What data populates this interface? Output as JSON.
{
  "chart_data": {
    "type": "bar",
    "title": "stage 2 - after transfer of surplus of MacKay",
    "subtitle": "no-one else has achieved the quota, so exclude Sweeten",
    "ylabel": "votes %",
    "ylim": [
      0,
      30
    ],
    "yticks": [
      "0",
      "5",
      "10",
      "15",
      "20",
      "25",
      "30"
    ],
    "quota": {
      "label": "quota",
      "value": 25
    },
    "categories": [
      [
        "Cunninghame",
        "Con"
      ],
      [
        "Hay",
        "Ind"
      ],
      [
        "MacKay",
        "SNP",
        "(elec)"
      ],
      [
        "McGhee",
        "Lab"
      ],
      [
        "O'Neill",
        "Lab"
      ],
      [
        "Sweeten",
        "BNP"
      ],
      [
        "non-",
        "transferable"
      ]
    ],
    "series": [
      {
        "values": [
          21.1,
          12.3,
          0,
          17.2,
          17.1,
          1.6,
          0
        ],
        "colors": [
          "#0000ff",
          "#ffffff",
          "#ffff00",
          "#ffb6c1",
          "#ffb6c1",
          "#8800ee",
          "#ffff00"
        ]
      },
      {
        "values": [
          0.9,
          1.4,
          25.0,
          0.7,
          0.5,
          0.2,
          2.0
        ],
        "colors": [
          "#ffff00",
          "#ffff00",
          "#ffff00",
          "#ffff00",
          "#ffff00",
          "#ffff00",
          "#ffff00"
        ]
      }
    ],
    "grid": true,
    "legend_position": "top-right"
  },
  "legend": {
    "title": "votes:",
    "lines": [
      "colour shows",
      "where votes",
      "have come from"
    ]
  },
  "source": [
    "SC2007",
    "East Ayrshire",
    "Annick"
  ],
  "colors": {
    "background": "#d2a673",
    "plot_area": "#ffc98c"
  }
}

■ Written problem
Copy each line of the data above without altering a single character.

■ Complete output
What data populates this interface? Output as JSON.
{
  "chart_data": {
    "type": "bar",
    "title": "stage 2 - after transfer of surplus of MacKay",
    "subtitle": "no-one else has achieved the quota, so exclude Sweeten",
    "ylabel": "votes %",
    "ylim": [
      0,
      30
    ],
    "yticks": [
      "0",
      "5",
      "10",
      "15",
      "20",
      "25",
      "30"
    ],
    "quota": {
      "label": "quota",
      "value": 25
    },
    "categories": [
      [
        "Cunninghame",
        "Con"
      ],
      [
        "Hay",
        "Ind"
      ],
      [
        "MacKay",
        "SNP",
        "(elec)"
      ],
      [
        "McGhee",
        "Lab"
      ],
      [
        "O'Neill",
        "Lab"
      ],
      [
        "Sweeten",
        "BNP"
      ],
      [
        "non-",
        "transferable"
      ]
    ],
    "series": [
      {
        "values": [
          21.1,
          12.3,
          0,
          17.2,
          17.1,
          1.6,
          0
        ],
        "colors": [
          "#0000ff",
          "#ffffff",
          "#ffff00",
          "#ffb6c1",
          "#ffb6c1",
          "#8800ee",
          "#ffff00"
        ]
      },
      {
        "values": [
          0.9,
          1.4,
          25.0,
          0.7,
          0.5,
          0.2,
          2.0
        ],
        "colors": [
          "#ffff00",
          "#ffff00",
          "#ffff00",
          "#ffff00",
          "#ffff00",
          "#ffff00",
          "#ffff00"
        ]
      }
    ],
    "grid": true,
    "legend_position": "top-right"
  },
  "legend": {
    "title": "votes:",
    "lines": [
      "colour shows",
      "where votes",
      "have come from"
    ]
  },
  "source": [
    "SC2007",
    "East Ayrshire",
    "Annick"
  ],
  "colors": {
    "background": "#d2a673",
    "plot_area": "#ffc98c"
  }
}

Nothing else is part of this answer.